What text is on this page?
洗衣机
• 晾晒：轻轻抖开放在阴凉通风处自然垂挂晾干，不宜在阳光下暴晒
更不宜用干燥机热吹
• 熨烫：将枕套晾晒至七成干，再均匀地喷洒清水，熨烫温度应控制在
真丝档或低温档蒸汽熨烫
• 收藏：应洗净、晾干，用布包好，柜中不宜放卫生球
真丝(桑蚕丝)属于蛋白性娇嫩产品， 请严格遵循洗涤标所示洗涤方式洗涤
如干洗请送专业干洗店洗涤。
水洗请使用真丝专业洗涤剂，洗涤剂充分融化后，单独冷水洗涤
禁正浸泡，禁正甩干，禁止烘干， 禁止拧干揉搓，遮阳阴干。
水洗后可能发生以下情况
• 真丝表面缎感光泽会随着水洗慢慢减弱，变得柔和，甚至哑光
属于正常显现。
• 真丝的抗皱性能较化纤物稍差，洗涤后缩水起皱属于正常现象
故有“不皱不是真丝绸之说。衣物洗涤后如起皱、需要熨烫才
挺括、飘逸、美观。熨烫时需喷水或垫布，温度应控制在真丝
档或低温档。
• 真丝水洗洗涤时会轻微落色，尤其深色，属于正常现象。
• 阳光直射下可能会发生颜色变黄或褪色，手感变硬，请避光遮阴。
-------
Restate all of the entries above precisely.

What text is on this page?
洗衣机
• 晾晒：轻轻抖开放在阴凉通风处自然垂挂晾干，不宜在阳光下暴晒
更不宜用干燥机热吹
• 熨烫：将枕套晾晒至七成干，再均匀地喷洒清水，熨烫温度应控制在
真丝档或低温档蒸汽熨烫
• 收藏：应洗净、晾干，用布包好，柜中不宜放卫生球
真丝(桑蚕丝)属于蛋白性娇嫩产品， 请严格遵循洗涤标所示洗涤方式洗涤
如干洗请送专业干洗店洗涤。
水洗请使用真丝专业洗涤剂，洗涤剂充分融化后，单独冷水洗涤
禁正浸泡，禁正甩干，禁止烘干， 禁止拧干揉搓，遮阳阴干。
水洗后可能发生以下情况
• 真丝表面缎感光泽会随着水洗慢慢减弱，变得柔和，甚至哑光
属于正常显现。
• 真丝的抗皱性能较化纤物稍差，洗涤后缩水起皱属于正常现象
故有“不皱不是真丝绸之说。衣物洗涤后如起皱、需要熨烫才
挺括、飘逸、美观。熨烫时需喷水或垫布，温度应控制在真丝
档或低温档。
• 真丝水洗洗涤时会轻微落色，尤其深色，属于正常现象。
• 阳光直射下可能会发生颜色变黄或褪色，手感变硬，请避光遮阴。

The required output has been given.